TASK:
Find the string "JSON" in the entries and copy each line that has it.

SUPPLIED MATERIAL:
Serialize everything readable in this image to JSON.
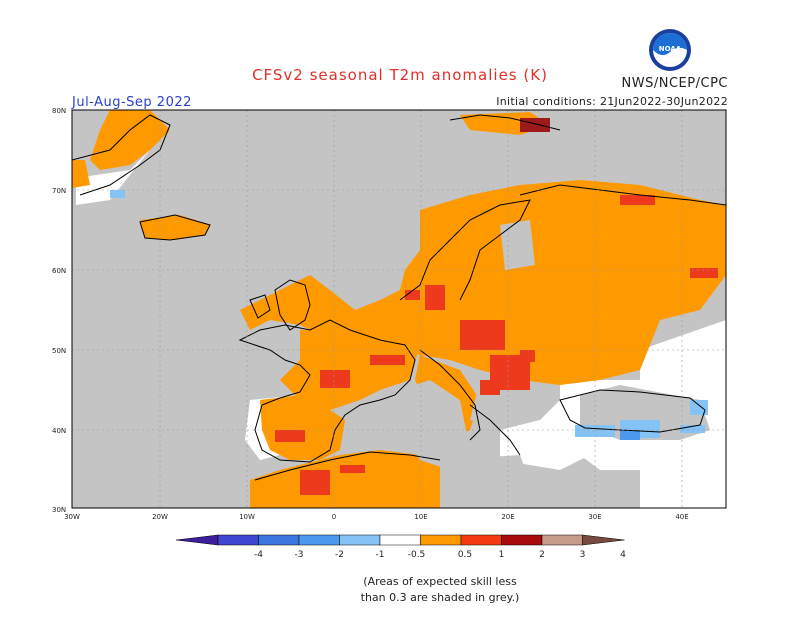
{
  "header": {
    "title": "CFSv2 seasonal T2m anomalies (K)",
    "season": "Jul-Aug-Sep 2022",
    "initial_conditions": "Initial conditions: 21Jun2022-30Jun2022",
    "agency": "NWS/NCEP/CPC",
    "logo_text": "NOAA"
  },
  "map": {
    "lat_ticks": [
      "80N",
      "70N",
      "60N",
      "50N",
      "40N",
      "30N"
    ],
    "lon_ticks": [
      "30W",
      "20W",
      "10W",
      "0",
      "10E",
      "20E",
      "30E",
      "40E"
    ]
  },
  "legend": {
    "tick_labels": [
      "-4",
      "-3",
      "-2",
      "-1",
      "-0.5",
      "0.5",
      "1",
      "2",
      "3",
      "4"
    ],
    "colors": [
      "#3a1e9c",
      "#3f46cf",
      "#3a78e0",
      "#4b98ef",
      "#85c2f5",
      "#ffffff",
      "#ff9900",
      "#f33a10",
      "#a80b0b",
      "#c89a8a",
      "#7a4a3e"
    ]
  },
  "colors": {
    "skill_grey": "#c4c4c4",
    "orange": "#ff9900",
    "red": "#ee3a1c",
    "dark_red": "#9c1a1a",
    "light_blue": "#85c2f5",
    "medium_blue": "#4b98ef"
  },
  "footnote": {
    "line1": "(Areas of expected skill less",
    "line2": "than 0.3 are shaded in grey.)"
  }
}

---

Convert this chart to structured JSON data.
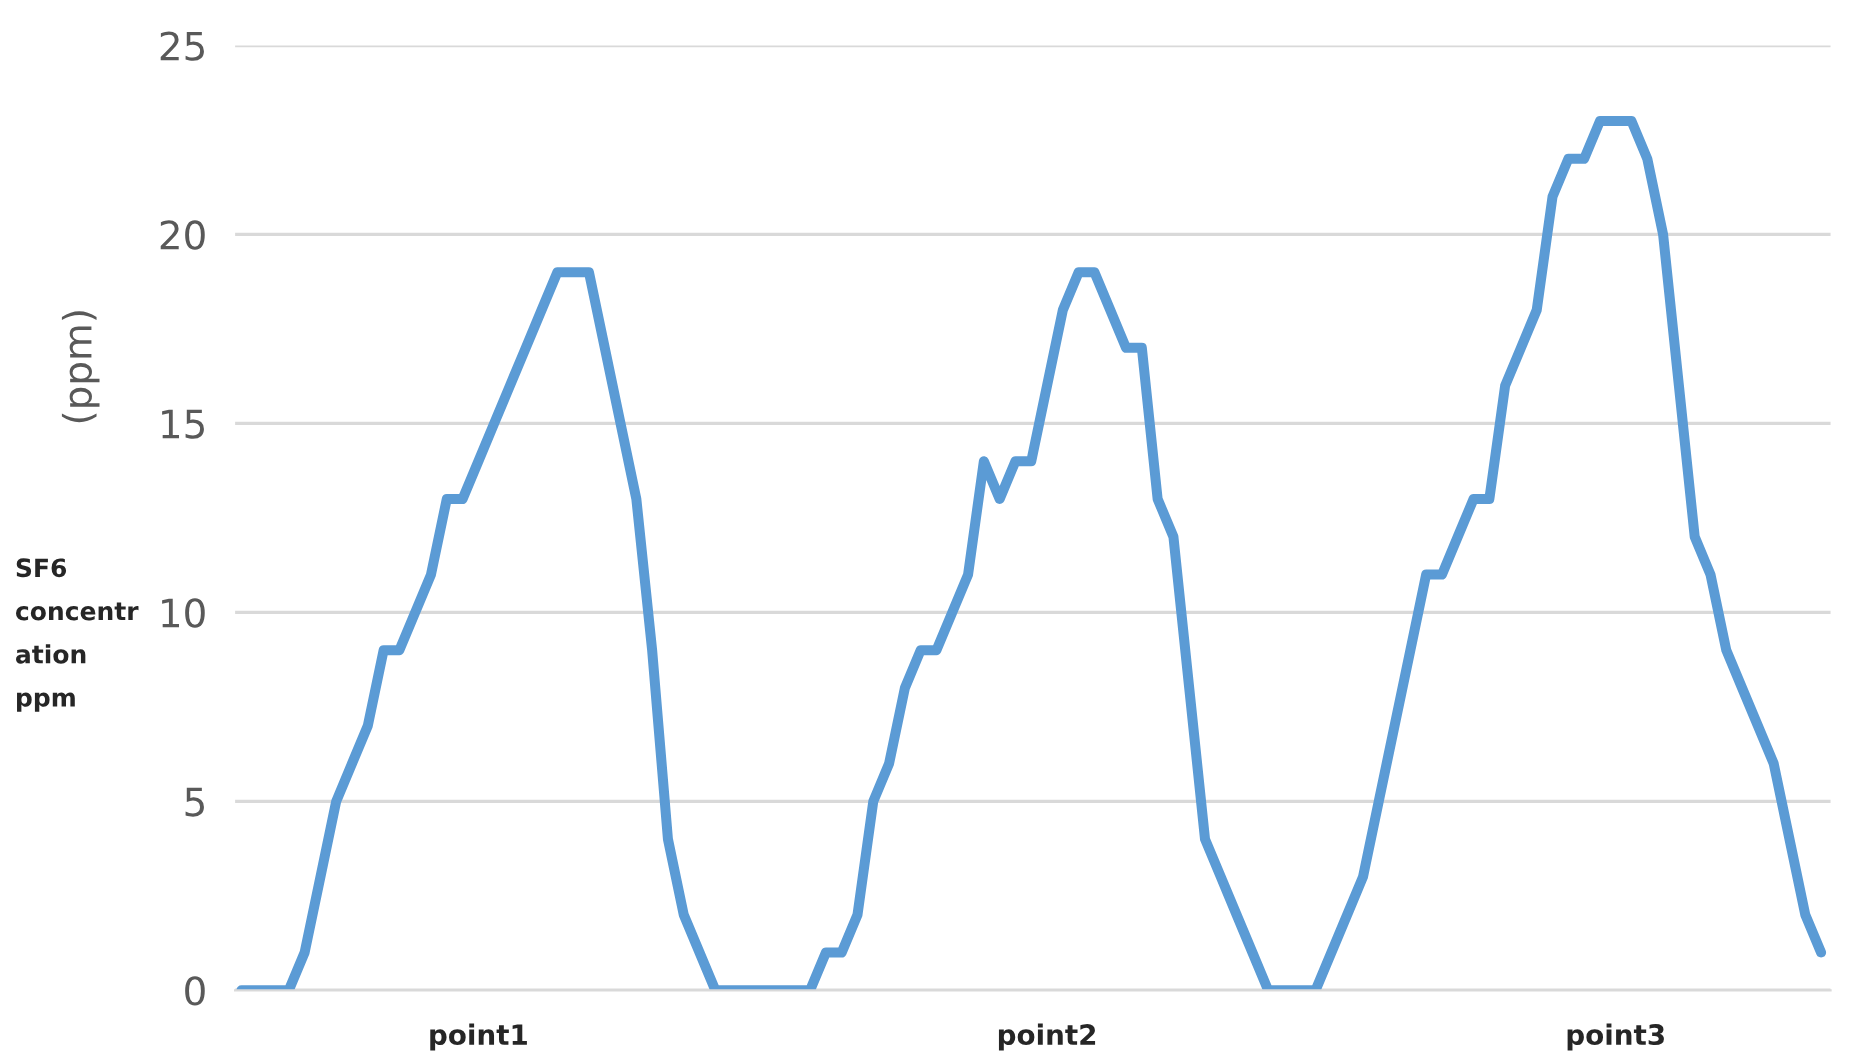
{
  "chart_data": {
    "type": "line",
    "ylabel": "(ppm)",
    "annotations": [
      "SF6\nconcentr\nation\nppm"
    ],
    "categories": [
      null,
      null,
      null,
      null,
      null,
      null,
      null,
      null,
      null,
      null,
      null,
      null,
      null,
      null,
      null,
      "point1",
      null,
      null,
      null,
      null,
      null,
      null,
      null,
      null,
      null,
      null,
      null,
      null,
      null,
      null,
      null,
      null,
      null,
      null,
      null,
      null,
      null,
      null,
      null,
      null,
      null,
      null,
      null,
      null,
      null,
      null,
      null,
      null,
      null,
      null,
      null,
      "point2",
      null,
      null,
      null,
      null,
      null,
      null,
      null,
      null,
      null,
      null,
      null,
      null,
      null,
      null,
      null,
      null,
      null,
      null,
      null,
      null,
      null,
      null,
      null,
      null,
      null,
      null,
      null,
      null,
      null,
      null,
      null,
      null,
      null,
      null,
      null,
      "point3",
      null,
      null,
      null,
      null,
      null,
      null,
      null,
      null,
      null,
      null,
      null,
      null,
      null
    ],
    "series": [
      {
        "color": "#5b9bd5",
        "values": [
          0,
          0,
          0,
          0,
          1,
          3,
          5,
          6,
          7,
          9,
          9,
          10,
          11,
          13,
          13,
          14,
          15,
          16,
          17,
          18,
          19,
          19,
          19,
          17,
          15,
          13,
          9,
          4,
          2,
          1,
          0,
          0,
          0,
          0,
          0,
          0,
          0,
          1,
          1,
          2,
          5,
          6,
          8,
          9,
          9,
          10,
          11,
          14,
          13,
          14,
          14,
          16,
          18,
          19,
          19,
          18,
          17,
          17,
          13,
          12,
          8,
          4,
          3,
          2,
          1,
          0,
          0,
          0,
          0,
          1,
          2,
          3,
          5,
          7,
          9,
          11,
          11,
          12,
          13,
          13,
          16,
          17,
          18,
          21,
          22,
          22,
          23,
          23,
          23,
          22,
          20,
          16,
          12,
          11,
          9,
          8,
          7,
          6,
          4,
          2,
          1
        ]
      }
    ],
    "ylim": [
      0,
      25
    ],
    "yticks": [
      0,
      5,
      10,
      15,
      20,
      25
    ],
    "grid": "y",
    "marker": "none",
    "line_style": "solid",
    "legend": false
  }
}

CORRECT RESPONSE:
Serialize everything readable in this image to JSON.
Convert this chart to structured JSON data.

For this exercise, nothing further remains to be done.